**Goal**
Find each line containing the word "question" and report how many there are. Add nothing else.

┌────────

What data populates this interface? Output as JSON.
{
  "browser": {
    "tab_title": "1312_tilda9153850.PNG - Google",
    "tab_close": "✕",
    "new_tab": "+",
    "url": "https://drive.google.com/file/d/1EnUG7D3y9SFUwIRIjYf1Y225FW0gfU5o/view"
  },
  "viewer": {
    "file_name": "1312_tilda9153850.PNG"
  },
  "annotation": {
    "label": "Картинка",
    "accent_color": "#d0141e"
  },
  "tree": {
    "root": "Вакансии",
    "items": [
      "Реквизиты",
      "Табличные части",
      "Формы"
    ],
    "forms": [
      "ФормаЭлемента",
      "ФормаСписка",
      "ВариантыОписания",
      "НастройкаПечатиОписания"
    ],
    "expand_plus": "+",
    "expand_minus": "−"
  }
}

└────────
┌────────

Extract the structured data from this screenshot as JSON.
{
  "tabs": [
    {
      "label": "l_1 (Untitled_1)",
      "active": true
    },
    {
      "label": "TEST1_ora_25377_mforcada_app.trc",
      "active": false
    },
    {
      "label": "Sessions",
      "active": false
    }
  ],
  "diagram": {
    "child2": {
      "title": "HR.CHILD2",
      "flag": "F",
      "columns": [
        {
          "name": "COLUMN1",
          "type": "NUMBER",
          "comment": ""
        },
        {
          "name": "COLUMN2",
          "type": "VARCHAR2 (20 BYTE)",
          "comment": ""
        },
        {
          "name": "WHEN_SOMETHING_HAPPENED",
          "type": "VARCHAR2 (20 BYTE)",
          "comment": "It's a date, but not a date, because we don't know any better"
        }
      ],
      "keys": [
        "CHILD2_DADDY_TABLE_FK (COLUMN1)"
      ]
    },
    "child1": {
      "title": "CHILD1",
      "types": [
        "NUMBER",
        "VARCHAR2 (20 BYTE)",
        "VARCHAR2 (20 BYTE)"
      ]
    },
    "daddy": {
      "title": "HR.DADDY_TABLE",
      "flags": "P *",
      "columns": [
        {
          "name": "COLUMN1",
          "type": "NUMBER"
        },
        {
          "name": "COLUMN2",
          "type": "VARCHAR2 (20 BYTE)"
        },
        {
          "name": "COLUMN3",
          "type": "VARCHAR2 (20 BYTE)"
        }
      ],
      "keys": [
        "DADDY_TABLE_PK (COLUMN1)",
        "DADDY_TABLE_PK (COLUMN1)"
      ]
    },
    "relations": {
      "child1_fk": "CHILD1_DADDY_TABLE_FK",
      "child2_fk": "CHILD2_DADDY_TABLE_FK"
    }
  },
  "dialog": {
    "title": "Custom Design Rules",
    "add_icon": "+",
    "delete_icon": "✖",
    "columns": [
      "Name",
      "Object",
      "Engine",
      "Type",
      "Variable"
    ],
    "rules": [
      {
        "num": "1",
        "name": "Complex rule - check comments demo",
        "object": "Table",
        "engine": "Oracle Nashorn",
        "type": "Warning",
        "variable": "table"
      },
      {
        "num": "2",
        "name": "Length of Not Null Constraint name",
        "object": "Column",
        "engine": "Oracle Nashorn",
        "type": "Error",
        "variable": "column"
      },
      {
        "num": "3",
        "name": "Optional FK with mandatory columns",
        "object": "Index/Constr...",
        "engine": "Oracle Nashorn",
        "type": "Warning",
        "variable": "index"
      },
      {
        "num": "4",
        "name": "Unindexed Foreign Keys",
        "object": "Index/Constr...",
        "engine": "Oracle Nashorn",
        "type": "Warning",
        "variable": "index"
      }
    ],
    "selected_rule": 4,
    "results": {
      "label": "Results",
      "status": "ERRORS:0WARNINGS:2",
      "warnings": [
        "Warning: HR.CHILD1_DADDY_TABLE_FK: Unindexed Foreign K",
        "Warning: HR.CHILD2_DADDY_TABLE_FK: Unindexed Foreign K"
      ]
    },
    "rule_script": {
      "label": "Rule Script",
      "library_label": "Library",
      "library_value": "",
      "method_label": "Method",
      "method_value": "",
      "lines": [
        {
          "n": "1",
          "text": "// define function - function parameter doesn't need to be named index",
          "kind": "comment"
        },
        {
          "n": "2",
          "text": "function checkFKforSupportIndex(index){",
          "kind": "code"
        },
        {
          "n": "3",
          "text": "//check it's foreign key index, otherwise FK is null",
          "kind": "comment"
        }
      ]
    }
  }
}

└────────
┌────────

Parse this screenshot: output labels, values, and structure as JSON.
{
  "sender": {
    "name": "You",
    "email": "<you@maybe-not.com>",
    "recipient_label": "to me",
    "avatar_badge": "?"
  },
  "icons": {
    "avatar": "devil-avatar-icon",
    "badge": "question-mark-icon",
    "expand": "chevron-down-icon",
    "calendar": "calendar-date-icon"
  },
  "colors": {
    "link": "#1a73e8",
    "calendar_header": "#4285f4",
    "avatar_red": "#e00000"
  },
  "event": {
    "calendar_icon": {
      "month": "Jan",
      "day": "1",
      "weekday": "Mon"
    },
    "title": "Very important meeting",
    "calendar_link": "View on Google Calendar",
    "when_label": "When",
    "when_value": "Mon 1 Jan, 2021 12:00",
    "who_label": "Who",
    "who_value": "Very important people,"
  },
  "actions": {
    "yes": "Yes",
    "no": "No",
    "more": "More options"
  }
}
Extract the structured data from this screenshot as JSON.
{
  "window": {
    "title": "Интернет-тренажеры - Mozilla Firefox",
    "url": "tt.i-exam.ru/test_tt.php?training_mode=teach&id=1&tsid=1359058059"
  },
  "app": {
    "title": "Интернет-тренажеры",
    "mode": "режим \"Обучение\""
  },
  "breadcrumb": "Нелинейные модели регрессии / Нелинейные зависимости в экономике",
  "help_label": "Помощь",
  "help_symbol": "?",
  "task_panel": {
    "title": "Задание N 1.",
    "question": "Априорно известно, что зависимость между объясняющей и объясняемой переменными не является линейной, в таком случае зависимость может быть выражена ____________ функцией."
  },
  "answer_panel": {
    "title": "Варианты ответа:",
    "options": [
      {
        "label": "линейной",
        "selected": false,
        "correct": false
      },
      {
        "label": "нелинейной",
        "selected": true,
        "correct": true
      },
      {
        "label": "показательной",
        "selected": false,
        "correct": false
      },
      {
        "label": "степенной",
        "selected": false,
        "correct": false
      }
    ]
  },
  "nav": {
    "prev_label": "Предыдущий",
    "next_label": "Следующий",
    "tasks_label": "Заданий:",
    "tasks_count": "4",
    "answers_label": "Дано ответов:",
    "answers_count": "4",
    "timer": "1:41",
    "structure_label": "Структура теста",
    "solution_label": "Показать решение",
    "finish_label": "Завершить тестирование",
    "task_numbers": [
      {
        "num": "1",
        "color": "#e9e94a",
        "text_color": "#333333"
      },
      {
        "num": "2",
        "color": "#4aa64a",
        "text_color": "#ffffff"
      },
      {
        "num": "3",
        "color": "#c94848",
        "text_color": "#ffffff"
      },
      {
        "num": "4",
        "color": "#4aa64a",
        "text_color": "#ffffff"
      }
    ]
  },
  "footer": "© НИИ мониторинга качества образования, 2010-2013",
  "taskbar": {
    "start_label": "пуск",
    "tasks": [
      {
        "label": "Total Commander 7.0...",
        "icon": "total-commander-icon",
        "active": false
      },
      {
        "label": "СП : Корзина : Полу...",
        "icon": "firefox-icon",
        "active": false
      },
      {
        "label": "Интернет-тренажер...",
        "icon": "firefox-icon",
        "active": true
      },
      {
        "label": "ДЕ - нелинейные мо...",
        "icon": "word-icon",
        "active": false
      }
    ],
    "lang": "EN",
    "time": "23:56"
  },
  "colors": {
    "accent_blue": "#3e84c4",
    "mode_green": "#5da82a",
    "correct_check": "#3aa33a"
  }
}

└────────

**Solution to this task**
2